WHAT IS REQUIRED ▸ Render every entry verbatim.

STORED ROWS ▸
-- start --
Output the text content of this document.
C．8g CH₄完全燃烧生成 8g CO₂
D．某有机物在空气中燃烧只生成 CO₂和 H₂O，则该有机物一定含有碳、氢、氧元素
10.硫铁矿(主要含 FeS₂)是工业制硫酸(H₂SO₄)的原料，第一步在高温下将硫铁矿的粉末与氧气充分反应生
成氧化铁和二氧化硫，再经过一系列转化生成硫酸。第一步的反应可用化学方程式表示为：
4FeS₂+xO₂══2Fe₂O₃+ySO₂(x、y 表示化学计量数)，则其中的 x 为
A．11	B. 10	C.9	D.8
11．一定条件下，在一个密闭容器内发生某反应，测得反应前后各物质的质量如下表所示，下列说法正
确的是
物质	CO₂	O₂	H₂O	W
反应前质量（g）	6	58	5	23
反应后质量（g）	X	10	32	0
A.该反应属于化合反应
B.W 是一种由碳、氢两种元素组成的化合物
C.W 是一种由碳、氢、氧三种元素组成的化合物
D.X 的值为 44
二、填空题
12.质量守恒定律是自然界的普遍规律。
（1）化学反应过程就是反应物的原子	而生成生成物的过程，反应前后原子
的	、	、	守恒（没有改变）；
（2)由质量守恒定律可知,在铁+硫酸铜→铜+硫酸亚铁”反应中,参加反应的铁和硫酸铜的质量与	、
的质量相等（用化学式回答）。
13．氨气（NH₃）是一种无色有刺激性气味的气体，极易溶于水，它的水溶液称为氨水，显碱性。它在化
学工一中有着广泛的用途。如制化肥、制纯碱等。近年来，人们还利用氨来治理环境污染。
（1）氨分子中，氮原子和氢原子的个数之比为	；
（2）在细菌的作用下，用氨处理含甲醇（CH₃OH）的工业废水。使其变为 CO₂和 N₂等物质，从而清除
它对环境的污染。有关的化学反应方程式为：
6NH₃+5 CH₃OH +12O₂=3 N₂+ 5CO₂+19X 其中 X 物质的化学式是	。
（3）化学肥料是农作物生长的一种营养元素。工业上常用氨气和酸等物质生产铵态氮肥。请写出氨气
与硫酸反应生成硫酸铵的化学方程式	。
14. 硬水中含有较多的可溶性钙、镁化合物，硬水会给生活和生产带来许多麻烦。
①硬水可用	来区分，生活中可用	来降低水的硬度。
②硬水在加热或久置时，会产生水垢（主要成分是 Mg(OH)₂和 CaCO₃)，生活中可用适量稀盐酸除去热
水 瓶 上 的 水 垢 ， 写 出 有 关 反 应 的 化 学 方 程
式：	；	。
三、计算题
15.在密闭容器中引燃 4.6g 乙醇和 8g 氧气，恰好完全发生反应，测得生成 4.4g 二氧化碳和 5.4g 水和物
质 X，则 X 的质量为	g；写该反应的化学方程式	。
-- end --
OUTPUT OF THE EXERCISE ▸
Output the text content of this document.
C．8g CH₄完全燃烧生成 8g CO₂
D．某有机物在空气中燃烧只生成 CO₂和 H₂O，则该有机物一定含有碳、氢、氧元素
10.硫铁矿(主要含 FeS₂)是工业制硫酸(H₂SO₄)的原料，第一步在高温下将硫铁矿的粉末与氧气充分反应生
成氧化铁和二氧化硫，再经过一系列转化生成硫酸。第一步的反应可用化学方程式表示为：
4FeS₂+xO₂══2Fe₂O₃+ySO₂(x、y 表示化学计量数)，则其中的 x 为
A．11	B. 10	C.9	D.8
11．一定条件下，在一个密闭容器内发生某反应，测得反应前后各物质的质量如下表所示，下列说法正
确的是
物质	CO₂	O₂	H₂O	W
反应前质量（g）	6	58	5	23
反应后质量（g）	X	10	32	0
A.该反应属于化合反应
B.W 是一种由碳、氢两种元素组成的化合物
C.W 是一种由碳、氢、氧三种元素组成的化合物
D.X 的值为 44
二、填空题
12.质量守恒定律是自然界的普遍规律。
（1）化学反应过程就是反应物的原子	而生成生成物的过程，反应前后原子
的	、	、	守恒（没有改变）；
（2)由质量守恒定律可知,在铁+硫酸铜→铜+硫酸亚铁”反应中,参加反应的铁和硫酸铜的质量与	、
的质量相等（用化学式回答）。
13．氨气（NH₃）是一种无色有刺激性气味的气体，极易溶于水，它的水溶液称为氨水，显碱性。它在化
学工一中有着广泛的用途。如制化肥、制纯碱等。近年来，人们还利用氨来治理环境污染。
（1）氨分子中，氮原子和氢原子的个数之比为	；
（2）在细菌的作用下，用氨处理含甲醇（CH₃OH）的工业废水。使其变为 CO₂和 N₂等物质，从而清除
它对环境的污染。有关的化学反应方程式为：
6NH₃+5 CH₃OH +12O₂=3 N₂+ 5CO₂+19X 其中 X 物质的化学式是	。
（3）化学肥料是农作物生长的一种营养元素。工业上常用氨气和酸等物质生产铵态氮肥。请写出氨气
与硫酸反应生成硫酸铵的化学方程式	。
14. 硬水中含有较多的可溶性钙、镁化合物，硬水会给生活和生产带来许多麻烦。
①硬水可用	来区分，生活中可用	来降低水的硬度。
②硬水在加热或久置时，会产生水垢（主要成分是 Mg(OH)₂和 CaCO₃)，生活中可用适量稀盐酸除去热
水 瓶 上 的 水 垢 ， 写 出 有 关 反 应 的 化 学 方 程
式：	；	。
三、计算题
15.在密闭容器中引燃 4.6g 乙醇和 8g 氧气，恰好完全发生反应，测得生成 4.4g 二氧化碳和 5.4g 水和物
质 X，则 X 的质量为	g；写该反应的化学方程式	。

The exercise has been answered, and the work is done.